### Entries provided
.....

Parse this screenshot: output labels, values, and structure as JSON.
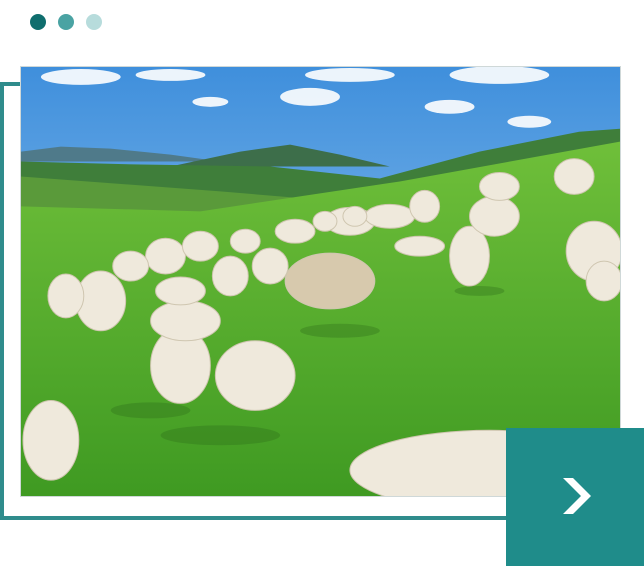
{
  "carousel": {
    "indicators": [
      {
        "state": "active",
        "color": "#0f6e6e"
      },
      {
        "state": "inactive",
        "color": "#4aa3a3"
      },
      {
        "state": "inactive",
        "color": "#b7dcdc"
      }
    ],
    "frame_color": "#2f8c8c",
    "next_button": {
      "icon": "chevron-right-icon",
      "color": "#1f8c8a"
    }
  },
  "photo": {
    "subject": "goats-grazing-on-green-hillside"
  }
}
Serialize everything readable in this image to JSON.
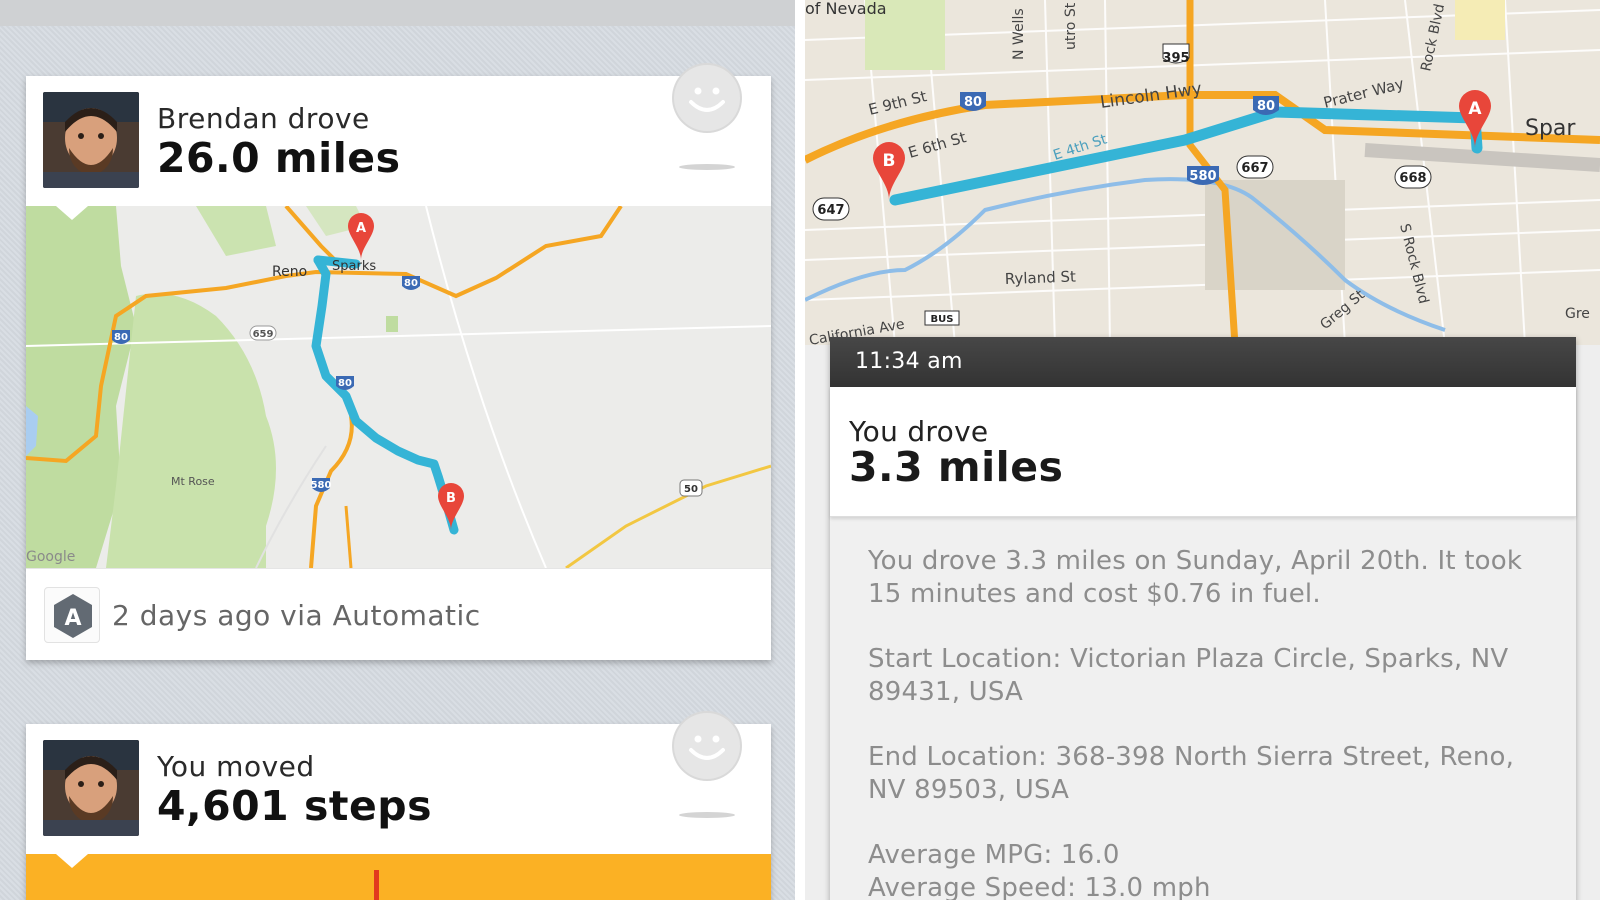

.....

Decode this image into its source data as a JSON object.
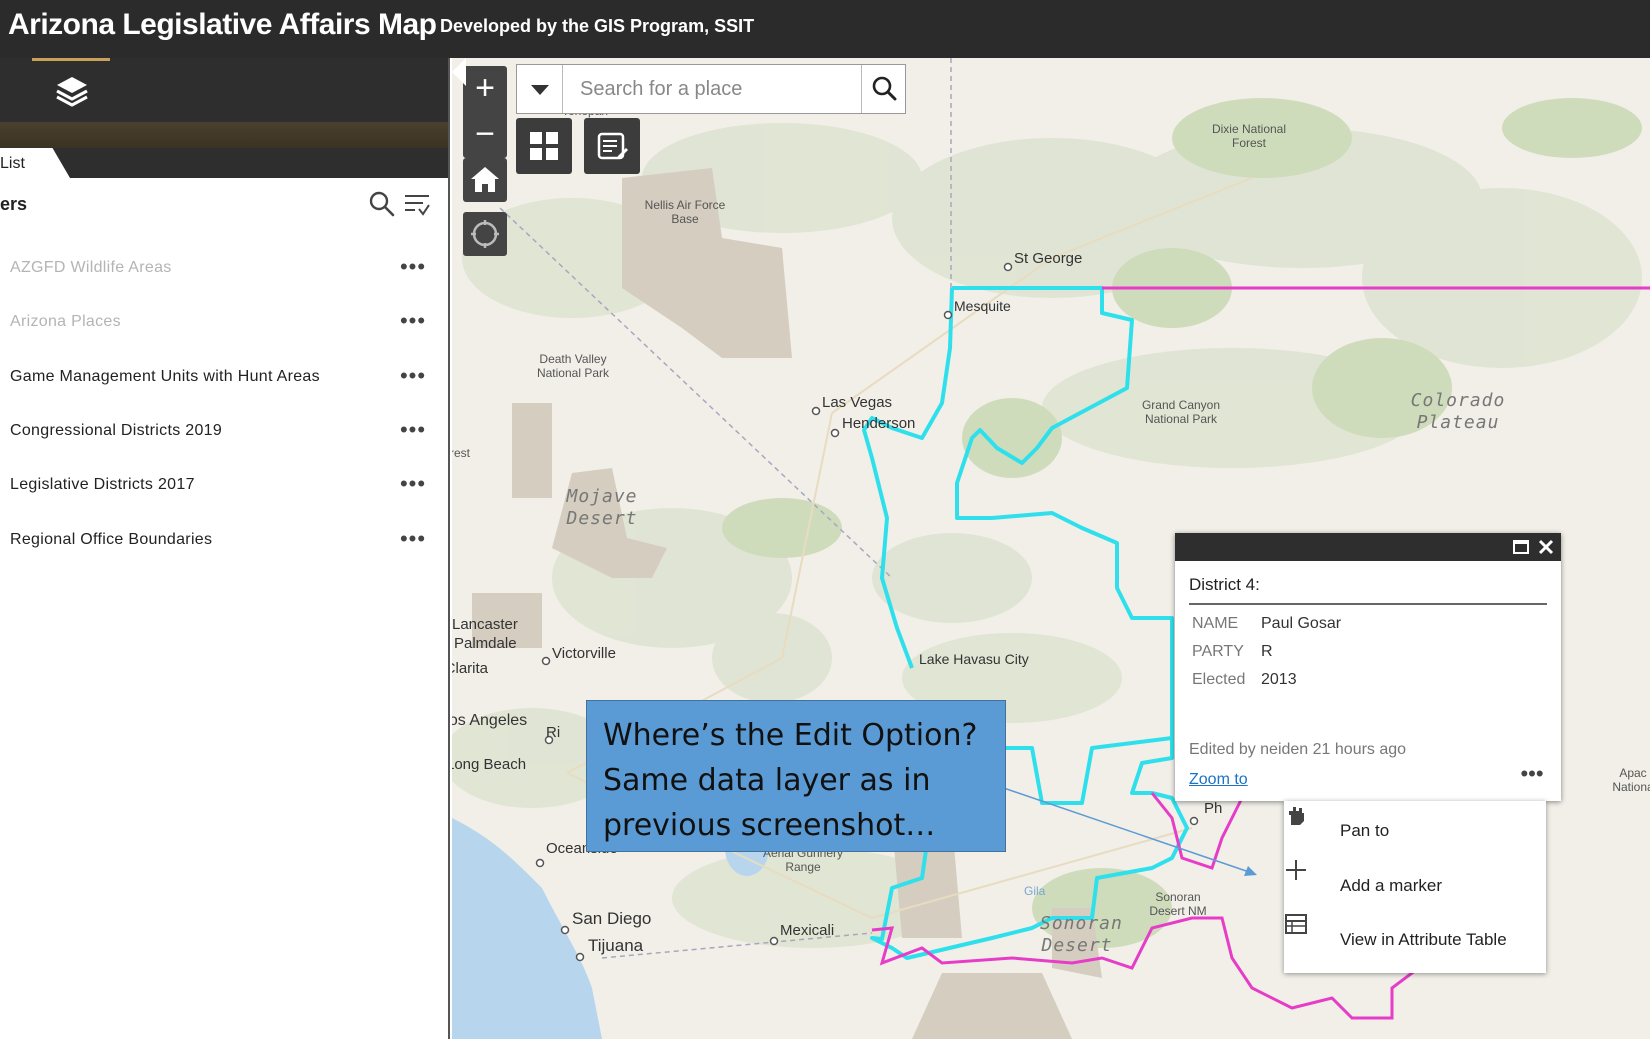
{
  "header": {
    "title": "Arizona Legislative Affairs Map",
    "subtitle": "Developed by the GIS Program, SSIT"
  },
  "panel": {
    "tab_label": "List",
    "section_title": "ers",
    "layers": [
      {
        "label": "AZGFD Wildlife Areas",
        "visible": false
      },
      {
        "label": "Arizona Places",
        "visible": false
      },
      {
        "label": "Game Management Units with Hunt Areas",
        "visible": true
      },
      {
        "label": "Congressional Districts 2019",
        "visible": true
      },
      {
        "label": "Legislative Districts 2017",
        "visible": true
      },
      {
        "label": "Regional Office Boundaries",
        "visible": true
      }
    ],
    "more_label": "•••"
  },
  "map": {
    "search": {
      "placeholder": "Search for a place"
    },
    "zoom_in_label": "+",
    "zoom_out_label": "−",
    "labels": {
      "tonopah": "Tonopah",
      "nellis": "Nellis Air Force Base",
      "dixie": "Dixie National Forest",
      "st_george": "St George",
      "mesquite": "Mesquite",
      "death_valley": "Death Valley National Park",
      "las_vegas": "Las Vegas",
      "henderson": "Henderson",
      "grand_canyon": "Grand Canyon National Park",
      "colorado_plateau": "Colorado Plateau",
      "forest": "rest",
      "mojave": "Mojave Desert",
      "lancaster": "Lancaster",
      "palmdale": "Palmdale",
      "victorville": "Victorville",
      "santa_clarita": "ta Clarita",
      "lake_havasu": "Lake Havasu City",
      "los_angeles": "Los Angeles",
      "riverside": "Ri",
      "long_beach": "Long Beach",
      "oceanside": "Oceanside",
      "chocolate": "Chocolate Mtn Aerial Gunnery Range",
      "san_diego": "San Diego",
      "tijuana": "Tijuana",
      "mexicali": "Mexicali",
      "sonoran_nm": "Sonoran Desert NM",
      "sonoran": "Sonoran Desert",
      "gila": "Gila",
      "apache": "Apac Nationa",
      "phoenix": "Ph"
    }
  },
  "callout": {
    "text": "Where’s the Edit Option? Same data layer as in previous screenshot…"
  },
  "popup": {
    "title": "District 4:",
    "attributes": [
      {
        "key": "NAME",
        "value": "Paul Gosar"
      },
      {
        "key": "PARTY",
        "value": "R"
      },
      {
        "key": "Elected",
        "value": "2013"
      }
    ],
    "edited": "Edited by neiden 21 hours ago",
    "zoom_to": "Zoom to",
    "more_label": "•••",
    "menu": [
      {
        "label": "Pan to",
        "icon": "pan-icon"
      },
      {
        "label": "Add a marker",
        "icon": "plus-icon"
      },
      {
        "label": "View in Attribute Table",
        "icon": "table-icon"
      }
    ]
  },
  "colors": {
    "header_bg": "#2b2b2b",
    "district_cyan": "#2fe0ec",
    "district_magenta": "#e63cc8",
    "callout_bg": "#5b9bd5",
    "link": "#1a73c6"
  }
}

.....

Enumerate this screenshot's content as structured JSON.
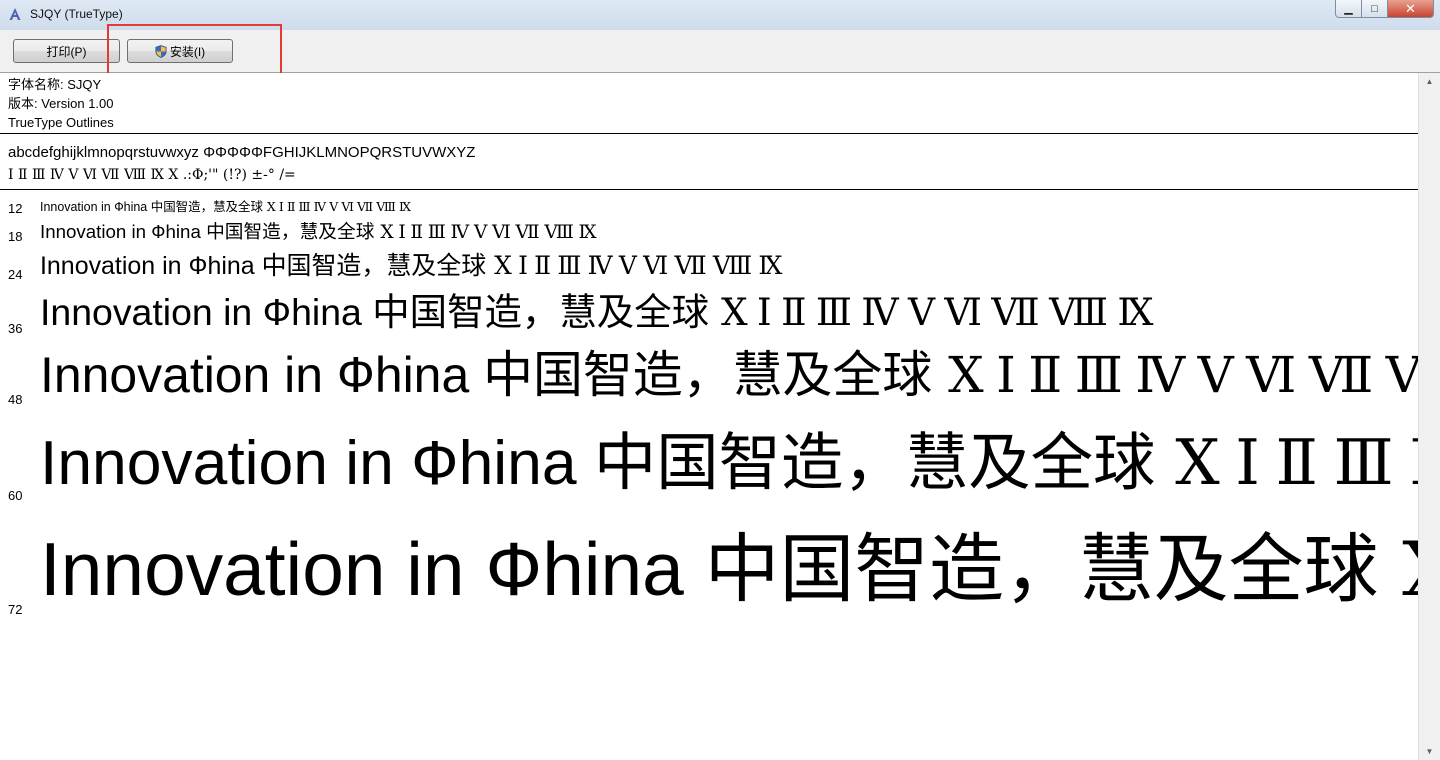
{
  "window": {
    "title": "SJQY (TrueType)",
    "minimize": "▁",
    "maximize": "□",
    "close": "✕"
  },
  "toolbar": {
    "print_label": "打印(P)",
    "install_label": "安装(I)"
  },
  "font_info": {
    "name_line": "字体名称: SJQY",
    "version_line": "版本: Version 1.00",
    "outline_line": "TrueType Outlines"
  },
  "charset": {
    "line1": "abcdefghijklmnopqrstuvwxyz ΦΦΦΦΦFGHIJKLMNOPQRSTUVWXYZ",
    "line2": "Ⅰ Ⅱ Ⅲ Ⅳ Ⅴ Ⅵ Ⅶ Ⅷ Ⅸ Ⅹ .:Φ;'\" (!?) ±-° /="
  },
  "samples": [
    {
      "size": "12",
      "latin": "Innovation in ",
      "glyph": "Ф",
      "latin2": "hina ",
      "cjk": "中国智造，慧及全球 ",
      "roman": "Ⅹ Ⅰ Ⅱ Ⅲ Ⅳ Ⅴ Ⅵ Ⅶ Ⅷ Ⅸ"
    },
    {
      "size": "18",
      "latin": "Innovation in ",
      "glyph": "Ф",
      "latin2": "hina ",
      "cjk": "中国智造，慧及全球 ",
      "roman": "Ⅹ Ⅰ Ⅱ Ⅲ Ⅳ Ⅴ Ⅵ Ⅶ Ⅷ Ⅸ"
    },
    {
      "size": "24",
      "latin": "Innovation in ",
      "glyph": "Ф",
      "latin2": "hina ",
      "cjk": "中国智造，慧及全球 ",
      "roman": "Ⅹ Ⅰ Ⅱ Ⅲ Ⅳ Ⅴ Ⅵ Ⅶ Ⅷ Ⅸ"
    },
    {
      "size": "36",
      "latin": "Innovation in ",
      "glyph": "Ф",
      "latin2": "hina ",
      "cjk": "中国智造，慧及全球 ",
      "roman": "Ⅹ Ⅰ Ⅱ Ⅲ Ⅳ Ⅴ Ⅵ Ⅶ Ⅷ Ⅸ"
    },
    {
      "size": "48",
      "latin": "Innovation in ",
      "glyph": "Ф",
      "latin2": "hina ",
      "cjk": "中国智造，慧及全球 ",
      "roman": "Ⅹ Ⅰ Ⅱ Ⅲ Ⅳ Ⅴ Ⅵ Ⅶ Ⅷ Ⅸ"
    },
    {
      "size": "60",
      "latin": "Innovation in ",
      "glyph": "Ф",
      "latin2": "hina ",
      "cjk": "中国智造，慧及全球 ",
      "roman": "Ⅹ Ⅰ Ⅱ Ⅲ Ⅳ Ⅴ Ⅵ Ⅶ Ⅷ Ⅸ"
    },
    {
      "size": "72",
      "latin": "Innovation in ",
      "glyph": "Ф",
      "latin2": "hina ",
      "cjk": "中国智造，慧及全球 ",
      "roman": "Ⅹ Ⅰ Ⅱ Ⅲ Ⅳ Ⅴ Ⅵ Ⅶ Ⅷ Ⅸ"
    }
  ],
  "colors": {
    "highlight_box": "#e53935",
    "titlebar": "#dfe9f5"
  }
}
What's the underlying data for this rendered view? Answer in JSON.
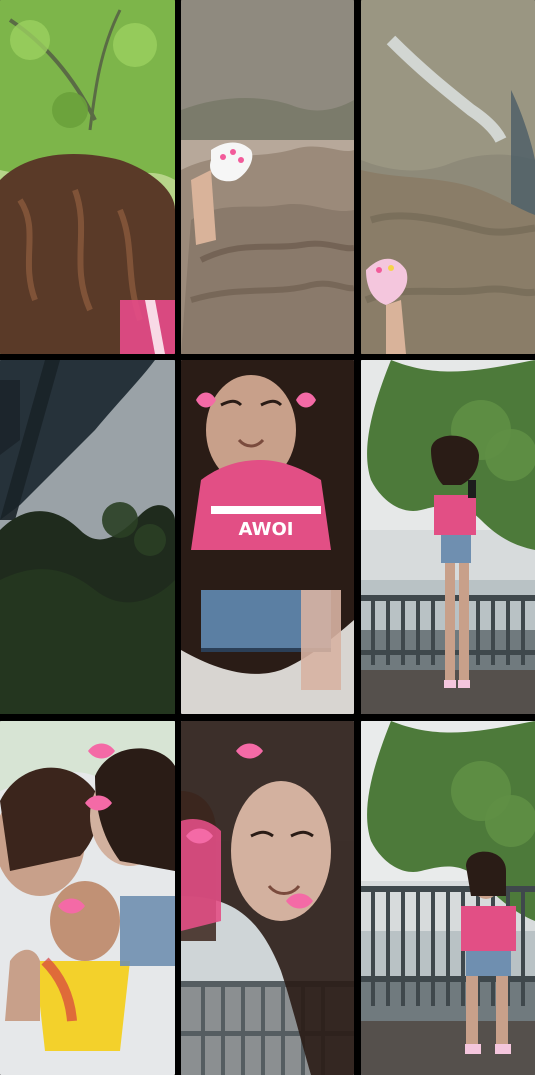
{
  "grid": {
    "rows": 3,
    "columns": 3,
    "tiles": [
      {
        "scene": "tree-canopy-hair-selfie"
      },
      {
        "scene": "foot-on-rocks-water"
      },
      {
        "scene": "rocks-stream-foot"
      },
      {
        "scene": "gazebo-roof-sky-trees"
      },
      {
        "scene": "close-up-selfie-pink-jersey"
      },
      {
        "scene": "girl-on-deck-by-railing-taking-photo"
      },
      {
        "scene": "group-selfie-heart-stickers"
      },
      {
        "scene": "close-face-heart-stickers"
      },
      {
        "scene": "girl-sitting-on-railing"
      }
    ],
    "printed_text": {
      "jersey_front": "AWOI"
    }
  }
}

.....

### Task instructions
Using the entries above, repeat exactly the lines from the one with "Parse this screenshot: output" to the one with "Serialize everything readable", both included, and leave the pictures behind.

### Answer to this problem
Parse this screenshot: output labels, values, and structure as JSON.
{
  "carousel": {
    "indicators": [
      {
        "state": "active",
        "color": "#0f6e6e"
      },
      {
        "state": "inactive",
        "color": "#4aa3a3"
      },
      {
        "state": "inactive",
        "color": "#b7dcdc"
      }
    ],
    "frame_color": "#2f8c8c",
    "next_button": {
      "icon": "chevron-right-icon",
      "color": "#1f8c8a"
    }
  },
  "photo": {
    "subject": "goats-grazing-on-green-hillside"
  }
}
Serialize everything readable in this image to JSON.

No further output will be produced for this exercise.